• Material for this exercise
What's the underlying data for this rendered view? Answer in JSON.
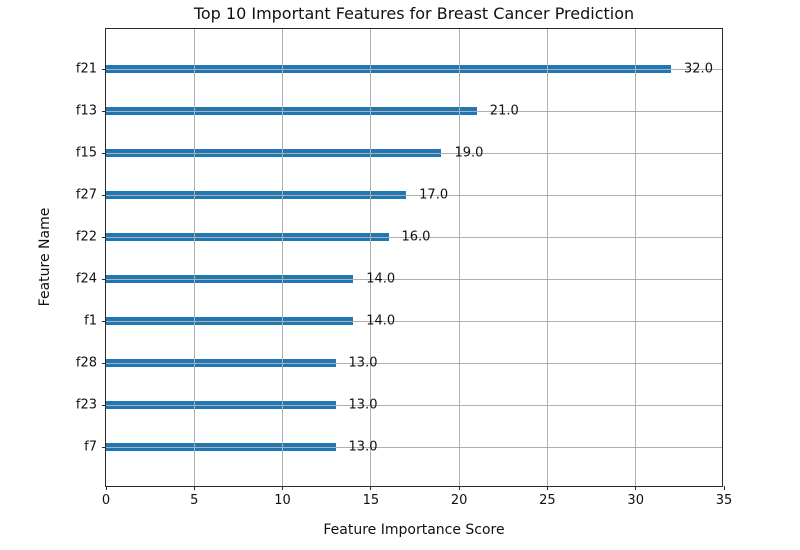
{
  "chart_data": {
    "type": "bar",
    "orientation": "horizontal",
    "title": "Top 10 Important Features for Breast Cancer Prediction",
    "xlabel": "Feature Importance Score",
    "ylabel": "Feature Name",
    "categories": [
      "f21",
      "f13",
      "f15",
      "f27",
      "f22",
      "f24",
      "f1",
      "f28",
      "f23",
      "f7"
    ],
    "values": [
      32.0,
      21.0,
      19.0,
      17.0,
      16.0,
      14.0,
      14.0,
      13.0,
      13.0,
      13.0
    ],
    "value_labels": [
      "32.0",
      "21.0",
      "19.0",
      "17.0",
      "16.0",
      "14.0",
      "14.0",
      "13.0",
      "13.0",
      "13.0"
    ],
    "xlim": [
      0,
      35
    ],
    "xticks": [
      0,
      5,
      10,
      15,
      20,
      25,
      30,
      35
    ],
    "grid": true,
    "grid_over_bars": true,
    "legend": "none",
    "bar_color": "#1f77b4",
    "grid_color": "#b0b0b0",
    "spine_color": "#2a2a2a",
    "text_color": "#111111"
  }
}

• Stated task
Retype each record exactly as it stands, but do not include the pictures.

• Result of the task
What's the underlying data for this rendered view? Answer in JSON.
{
  "chart_data": {
    "type": "bar",
    "orientation": "horizontal",
    "title": "Top 10 Important Features for Breast Cancer Prediction",
    "xlabel": "Feature Importance Score",
    "ylabel": "Feature Name",
    "categories": [
      "f21",
      "f13",
      "f15",
      "f27",
      "f22",
      "f24",
      "f1",
      "f28",
      "f23",
      "f7"
    ],
    "values": [
      32.0,
      21.0,
      19.0,
      17.0,
      16.0,
      14.0,
      14.0,
      13.0,
      13.0,
      13.0
    ],
    "value_labels": [
      "32.0",
      "21.0",
      "19.0",
      "17.0",
      "16.0",
      "14.0",
      "14.0",
      "13.0",
      "13.0",
      "13.0"
    ],
    "xlim": [
      0,
      35
    ],
    "xticks": [
      0,
      5,
      10,
      15,
      20,
      25,
      30,
      35
    ],
    "grid": true,
    "grid_over_bars": true,
    "legend": "none",
    "bar_color": "#1f77b4",
    "grid_color": "#b0b0b0",
    "spine_color": "#2a2a2a",
    "text_color": "#111111"
  }
}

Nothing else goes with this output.